[begin Record list]
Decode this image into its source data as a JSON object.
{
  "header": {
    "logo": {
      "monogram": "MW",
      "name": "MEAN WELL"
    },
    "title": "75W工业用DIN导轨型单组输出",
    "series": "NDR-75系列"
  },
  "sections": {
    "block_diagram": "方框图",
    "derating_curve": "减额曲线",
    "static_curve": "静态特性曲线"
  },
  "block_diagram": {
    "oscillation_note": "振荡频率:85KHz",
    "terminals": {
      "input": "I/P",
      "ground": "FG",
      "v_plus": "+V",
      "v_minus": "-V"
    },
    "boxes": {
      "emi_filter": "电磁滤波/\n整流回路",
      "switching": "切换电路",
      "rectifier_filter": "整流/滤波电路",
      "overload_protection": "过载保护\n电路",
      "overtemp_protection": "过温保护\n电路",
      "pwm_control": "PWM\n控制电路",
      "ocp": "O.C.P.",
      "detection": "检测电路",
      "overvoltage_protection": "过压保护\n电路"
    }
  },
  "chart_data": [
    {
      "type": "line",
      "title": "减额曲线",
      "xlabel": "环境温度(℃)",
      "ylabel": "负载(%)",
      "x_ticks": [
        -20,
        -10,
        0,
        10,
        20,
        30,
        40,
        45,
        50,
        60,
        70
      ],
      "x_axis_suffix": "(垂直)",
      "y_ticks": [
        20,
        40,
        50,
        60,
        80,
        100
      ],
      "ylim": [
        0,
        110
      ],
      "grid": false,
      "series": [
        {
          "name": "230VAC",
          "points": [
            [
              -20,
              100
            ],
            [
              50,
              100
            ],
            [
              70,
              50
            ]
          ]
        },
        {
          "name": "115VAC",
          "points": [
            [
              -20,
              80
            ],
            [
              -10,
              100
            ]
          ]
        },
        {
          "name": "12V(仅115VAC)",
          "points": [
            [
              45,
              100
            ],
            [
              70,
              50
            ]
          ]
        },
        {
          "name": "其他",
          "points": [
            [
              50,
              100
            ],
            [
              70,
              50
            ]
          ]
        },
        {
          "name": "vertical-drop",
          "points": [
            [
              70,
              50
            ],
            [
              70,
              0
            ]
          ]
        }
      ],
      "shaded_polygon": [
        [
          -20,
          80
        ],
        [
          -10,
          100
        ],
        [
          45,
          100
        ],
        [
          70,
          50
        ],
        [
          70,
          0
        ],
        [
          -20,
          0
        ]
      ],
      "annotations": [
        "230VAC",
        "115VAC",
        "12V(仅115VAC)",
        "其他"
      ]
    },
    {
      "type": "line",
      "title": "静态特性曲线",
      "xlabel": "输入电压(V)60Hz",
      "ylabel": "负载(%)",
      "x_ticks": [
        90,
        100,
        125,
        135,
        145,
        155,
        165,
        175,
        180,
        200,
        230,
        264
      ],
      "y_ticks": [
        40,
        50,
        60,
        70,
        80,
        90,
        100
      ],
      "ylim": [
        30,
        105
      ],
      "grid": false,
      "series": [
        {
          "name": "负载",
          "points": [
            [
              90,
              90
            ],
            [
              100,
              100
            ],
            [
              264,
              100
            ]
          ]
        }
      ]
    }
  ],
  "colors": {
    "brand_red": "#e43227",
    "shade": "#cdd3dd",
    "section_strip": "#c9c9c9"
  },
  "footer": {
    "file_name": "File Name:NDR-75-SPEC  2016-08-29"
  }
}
[end Record list]
Exercise description: Retype the listing above in full, with no alterations.

Answer in full:
Decode this image into its source data as a JSON object.
{
  "header": {
    "logo": {
      "monogram": "MW",
      "name": "MEAN WELL"
    },
    "title": "75W工业用DIN导轨型单组输出",
    "series": "NDR-75系列"
  },
  "sections": {
    "block_diagram": "方框图",
    "derating_curve": "减额曲线",
    "static_curve": "静态特性曲线"
  },
  "block_diagram": {
    "oscillation_note": "振荡频率:85KHz",
    "terminals": {
      "input": "I/P",
      "ground": "FG",
      "v_plus": "+V",
      "v_minus": "-V"
    },
    "boxes": {
      "emi_filter": "电磁滤波/\n整流回路",
      "switching": "切换电路",
      "rectifier_filter": "整流/滤波电路",
      "overload_protection": "过载保护\n电路",
      "overtemp_protection": "过温保护\n电路",
      "pwm_control": "PWM\n控制电路",
      "ocp": "O.C.P.",
      "detection": "检测电路",
      "overvoltage_protection": "过压保护\n电路"
    }
  },
  "chart_data": [
    {
      "type": "line",
      "title": "减额曲线",
      "xlabel": "环境温度(℃)",
      "ylabel": "负载(%)",
      "x_ticks": [
        -20,
        -10,
        0,
        10,
        20,
        30,
        40,
        45,
        50,
        60,
        70
      ],
      "x_axis_suffix": "(垂直)",
      "y_ticks": [
        20,
        40,
        50,
        60,
        80,
        100
      ],
      "ylim": [
        0,
        110
      ],
      "grid": false,
      "series": [
        {
          "name": "230VAC",
          "points": [
            [
              -20,
              100
            ],
            [
              50,
              100
            ],
            [
              70,
              50
            ]
          ]
        },
        {
          "name": "115VAC",
          "points": [
            [
              -20,
              80
            ],
            [
              -10,
              100
            ]
          ]
        },
        {
          "name": "12V(仅115VAC)",
          "points": [
            [
              45,
              100
            ],
            [
              70,
              50
            ]
          ]
        },
        {
          "name": "其他",
          "points": [
            [
              50,
              100
            ],
            [
              70,
              50
            ]
          ]
        },
        {
          "name": "vertical-drop",
          "points": [
            [
              70,
              50
            ],
            [
              70,
              0
            ]
          ]
        }
      ],
      "shaded_polygon": [
        [
          -20,
          80
        ],
        [
          -10,
          100
        ],
        [
          45,
          100
        ],
        [
          70,
          50
        ],
        [
          70,
          0
        ],
        [
          -20,
          0
        ]
      ],
      "annotations": [
        "230VAC",
        "115VAC",
        "12V(仅115VAC)",
        "其他"
      ]
    },
    {
      "type": "line",
      "title": "静态特性曲线",
      "xlabel": "输入电压(V)60Hz",
      "ylabel": "负载(%)",
      "x_ticks": [
        90,
        100,
        125,
        135,
        145,
        155,
        165,
        175,
        180,
        200,
        230,
        264
      ],
      "y_ticks": [
        40,
        50,
        60,
        70,
        80,
        90,
        100
      ],
      "ylim": [
        30,
        105
      ],
      "grid": false,
      "series": [
        {
          "name": "负载",
          "points": [
            [
              90,
              90
            ],
            [
              100,
              100
            ],
            [
              264,
              100
            ]
          ]
        }
      ]
    }
  ],
  "colors": {
    "brand_red": "#e43227",
    "shade": "#cdd3dd",
    "section_strip": "#c9c9c9"
  },
  "footer": {
    "file_name": "File Name:NDR-75-SPEC  2016-08-29"
  }
}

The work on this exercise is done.